◆ Stated goal
Convert the data from its first line through the line containing "- binary-icon: 010 101: [116, 428, 156, 460]" into a Markdown table with the columns Row and Line, numbering each row and skipping any blank lines.
>> START
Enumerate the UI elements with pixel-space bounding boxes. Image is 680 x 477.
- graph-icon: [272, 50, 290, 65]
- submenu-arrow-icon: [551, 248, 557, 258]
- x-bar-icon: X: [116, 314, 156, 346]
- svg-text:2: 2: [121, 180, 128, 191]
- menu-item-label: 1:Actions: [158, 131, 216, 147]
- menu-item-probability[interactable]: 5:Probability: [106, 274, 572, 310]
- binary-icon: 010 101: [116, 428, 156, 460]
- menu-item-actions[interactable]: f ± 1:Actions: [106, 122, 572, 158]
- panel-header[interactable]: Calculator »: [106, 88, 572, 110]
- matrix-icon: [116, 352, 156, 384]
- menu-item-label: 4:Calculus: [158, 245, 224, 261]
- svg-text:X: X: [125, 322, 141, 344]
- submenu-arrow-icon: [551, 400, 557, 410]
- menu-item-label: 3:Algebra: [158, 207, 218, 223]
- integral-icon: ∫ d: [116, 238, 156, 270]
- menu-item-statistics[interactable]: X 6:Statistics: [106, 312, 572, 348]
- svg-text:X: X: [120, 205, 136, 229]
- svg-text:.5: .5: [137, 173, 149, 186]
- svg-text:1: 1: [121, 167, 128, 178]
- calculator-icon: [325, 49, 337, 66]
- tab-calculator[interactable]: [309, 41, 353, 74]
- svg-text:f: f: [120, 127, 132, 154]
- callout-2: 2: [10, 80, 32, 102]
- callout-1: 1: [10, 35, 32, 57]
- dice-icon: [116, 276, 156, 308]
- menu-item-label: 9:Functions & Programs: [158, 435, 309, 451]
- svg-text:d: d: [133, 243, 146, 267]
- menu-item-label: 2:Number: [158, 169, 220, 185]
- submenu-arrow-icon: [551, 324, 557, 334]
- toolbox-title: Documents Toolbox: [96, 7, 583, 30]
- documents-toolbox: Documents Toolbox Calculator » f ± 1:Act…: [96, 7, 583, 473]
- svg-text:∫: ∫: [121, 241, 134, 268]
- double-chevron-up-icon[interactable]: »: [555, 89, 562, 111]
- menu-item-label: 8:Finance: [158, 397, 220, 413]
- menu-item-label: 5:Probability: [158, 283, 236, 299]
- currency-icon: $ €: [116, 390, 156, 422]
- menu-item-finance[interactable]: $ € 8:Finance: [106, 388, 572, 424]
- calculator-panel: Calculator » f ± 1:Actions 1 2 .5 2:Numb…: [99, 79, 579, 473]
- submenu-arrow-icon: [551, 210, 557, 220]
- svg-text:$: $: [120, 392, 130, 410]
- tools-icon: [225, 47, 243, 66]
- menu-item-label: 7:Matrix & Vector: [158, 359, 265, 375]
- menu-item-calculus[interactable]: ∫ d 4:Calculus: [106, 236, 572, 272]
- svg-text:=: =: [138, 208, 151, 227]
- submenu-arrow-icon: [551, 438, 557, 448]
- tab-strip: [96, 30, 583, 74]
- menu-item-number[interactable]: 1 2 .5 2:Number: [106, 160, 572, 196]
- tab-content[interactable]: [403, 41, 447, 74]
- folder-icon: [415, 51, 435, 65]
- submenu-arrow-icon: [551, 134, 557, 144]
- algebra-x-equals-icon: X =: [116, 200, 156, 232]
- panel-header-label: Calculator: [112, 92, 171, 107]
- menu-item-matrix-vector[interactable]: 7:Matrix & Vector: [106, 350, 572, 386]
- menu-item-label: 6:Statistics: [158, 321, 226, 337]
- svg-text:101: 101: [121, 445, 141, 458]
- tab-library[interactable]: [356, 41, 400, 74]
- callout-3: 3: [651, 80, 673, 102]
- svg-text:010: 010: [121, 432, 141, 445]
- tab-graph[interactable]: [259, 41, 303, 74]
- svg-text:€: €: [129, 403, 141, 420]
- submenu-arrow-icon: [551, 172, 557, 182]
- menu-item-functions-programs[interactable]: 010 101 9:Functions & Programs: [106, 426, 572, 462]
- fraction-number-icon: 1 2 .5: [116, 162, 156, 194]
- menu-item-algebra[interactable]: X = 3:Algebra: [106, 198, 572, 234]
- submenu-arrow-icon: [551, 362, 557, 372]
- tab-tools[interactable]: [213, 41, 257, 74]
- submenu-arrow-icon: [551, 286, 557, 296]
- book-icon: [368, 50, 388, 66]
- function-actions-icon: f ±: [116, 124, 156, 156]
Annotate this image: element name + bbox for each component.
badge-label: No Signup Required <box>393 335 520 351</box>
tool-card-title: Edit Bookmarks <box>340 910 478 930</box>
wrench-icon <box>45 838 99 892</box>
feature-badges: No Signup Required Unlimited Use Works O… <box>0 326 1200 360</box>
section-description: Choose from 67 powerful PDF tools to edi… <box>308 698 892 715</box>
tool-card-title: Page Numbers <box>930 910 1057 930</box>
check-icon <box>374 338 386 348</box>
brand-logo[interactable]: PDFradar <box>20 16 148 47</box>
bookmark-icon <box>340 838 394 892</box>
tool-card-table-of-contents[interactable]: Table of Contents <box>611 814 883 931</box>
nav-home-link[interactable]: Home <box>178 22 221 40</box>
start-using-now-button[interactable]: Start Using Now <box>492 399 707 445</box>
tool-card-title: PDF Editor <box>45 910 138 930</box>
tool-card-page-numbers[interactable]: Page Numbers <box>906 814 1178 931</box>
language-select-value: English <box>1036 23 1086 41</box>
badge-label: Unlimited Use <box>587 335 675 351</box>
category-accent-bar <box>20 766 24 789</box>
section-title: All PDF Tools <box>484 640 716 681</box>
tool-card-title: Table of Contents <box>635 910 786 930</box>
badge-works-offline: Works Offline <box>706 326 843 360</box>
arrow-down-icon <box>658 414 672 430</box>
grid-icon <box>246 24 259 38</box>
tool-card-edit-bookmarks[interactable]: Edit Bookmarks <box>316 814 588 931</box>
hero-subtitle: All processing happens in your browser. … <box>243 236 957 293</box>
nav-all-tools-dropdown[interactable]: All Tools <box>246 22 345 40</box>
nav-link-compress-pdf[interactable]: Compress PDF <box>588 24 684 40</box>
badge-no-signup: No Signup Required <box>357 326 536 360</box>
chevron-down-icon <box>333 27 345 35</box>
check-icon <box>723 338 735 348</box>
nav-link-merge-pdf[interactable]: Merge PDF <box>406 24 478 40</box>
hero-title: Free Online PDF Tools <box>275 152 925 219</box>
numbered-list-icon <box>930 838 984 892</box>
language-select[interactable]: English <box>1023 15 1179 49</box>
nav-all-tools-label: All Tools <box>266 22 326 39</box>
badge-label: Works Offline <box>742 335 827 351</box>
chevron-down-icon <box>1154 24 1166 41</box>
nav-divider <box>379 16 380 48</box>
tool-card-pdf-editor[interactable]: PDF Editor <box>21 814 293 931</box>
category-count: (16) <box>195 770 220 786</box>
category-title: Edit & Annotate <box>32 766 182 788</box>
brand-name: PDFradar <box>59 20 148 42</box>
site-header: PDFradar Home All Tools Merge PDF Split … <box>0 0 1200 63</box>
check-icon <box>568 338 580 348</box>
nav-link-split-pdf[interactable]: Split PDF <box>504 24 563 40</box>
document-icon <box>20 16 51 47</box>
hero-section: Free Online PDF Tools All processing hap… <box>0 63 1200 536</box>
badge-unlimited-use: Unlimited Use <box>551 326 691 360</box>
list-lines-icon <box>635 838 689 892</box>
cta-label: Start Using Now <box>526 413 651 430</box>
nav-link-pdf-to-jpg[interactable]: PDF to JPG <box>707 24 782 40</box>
>> END
◆ Reply
| Row | Line |
|---|---|
| 1 | Enumerate the UI elements with pixel-space bounding boxes. Image is 680 x 477. |
| 2 | - graph-icon: [272, 50, 290, 65] |
| 3 | - submenu-arrow-icon: [551, 248, 557, 258] |
| 4 | - x-bar-icon: X: [116, 314, 156, 346] |
| 5 | - svg-text:2: 2: [121, 180, 128, 191] |
| 6 | - menu-item-label: 1:Actions: [158, 131, 216, 147] |
| 7 | - menu-item-probability[interactable]: 5:Probability: [106, 274, 572, 310] |
| 8 | - binary-icon: 010 101: [116, 428, 156, 460] |